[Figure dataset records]
# # # # #

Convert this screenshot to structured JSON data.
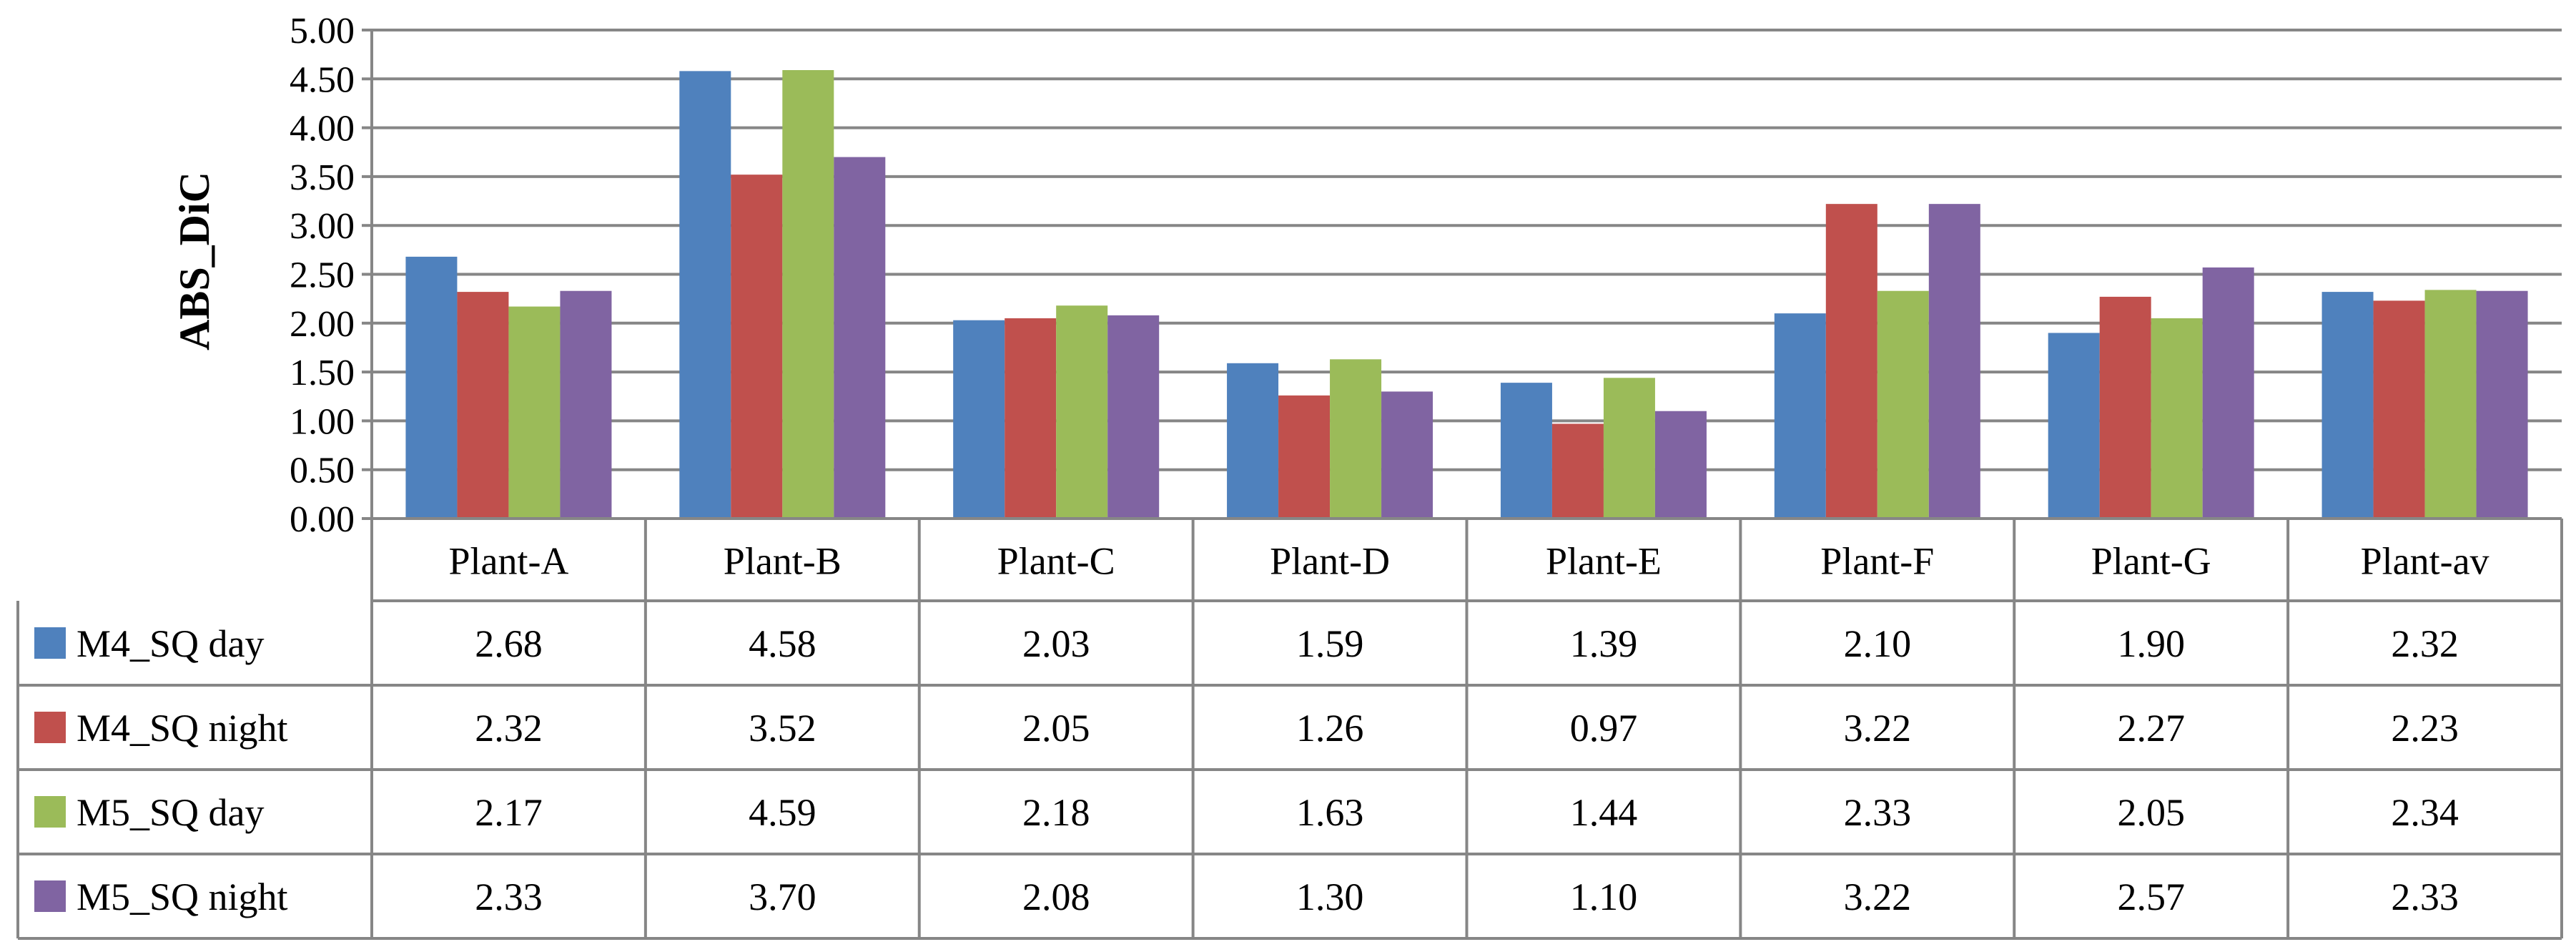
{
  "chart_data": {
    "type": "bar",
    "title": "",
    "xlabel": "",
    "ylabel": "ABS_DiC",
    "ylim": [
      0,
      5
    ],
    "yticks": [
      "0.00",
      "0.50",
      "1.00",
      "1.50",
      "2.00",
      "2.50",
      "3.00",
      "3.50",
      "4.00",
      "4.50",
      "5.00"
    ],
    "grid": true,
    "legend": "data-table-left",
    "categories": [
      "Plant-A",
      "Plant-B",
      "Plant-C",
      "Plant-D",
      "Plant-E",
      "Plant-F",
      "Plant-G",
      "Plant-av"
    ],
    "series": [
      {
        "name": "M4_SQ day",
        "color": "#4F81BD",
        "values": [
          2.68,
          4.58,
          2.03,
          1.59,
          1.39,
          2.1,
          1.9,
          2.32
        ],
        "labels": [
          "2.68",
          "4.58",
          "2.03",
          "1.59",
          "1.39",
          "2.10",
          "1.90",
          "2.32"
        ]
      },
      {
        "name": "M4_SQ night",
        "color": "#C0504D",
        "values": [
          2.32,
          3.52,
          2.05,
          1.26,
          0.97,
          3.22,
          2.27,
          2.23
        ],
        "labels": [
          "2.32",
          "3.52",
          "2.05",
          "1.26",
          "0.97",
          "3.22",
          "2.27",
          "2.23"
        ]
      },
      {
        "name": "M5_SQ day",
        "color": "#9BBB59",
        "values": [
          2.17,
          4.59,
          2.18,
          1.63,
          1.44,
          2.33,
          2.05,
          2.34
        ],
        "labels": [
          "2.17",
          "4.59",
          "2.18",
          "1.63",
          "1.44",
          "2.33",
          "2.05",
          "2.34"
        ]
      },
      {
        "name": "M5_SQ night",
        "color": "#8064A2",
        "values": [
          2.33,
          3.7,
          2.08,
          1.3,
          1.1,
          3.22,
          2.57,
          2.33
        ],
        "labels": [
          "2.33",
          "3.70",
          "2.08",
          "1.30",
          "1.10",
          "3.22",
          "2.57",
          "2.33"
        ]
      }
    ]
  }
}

# # # # #

[WHAT IS ASKED]
Any pictures should be dropped; transcribe the rest of the records above exactly.

[SOLUTION TO THIS PROBLEM]
Convert this screenshot to structured JSON data.
{
  "chart_data": {
    "type": "bar",
    "title": "",
    "xlabel": "",
    "ylabel": "ABS_DiC",
    "ylim": [
      0,
      5
    ],
    "yticks": [
      "0.00",
      "0.50",
      "1.00",
      "1.50",
      "2.00",
      "2.50",
      "3.00",
      "3.50",
      "4.00",
      "4.50",
      "5.00"
    ],
    "grid": true,
    "legend": "data-table-left",
    "categories": [
      "Plant-A",
      "Plant-B",
      "Plant-C",
      "Plant-D",
      "Plant-E",
      "Plant-F",
      "Plant-G",
      "Plant-av"
    ],
    "series": [
      {
        "name": "M4_SQ day",
        "color": "#4F81BD",
        "values": [
          2.68,
          4.58,
          2.03,
          1.59,
          1.39,
          2.1,
          1.9,
          2.32
        ],
        "labels": [
          "2.68",
          "4.58",
          "2.03",
          "1.59",
          "1.39",
          "2.10",
          "1.90",
          "2.32"
        ]
      },
      {
        "name": "M4_SQ night",
        "color": "#C0504D",
        "values": [
          2.32,
          3.52,
          2.05,
          1.26,
          0.97,
          3.22,
          2.27,
          2.23
        ],
        "labels": [
          "2.32",
          "3.52",
          "2.05",
          "1.26",
          "0.97",
          "3.22",
          "2.27",
          "2.23"
        ]
      },
      {
        "name": "M5_SQ day",
        "color": "#9BBB59",
        "values": [
          2.17,
          4.59,
          2.18,
          1.63,
          1.44,
          2.33,
          2.05,
          2.34
        ],
        "labels": [
          "2.17",
          "4.59",
          "2.18",
          "1.63",
          "1.44",
          "2.33",
          "2.05",
          "2.34"
        ]
      },
      {
        "name": "M5_SQ night",
        "color": "#8064A2",
        "values": [
          2.33,
          3.7,
          2.08,
          1.3,
          1.1,
          3.22,
          2.57,
          2.33
        ],
        "labels": [
          "2.33",
          "3.70",
          "2.08",
          "1.30",
          "1.10",
          "3.22",
          "2.57",
          "2.33"
        ]
      }
    ]
  }
}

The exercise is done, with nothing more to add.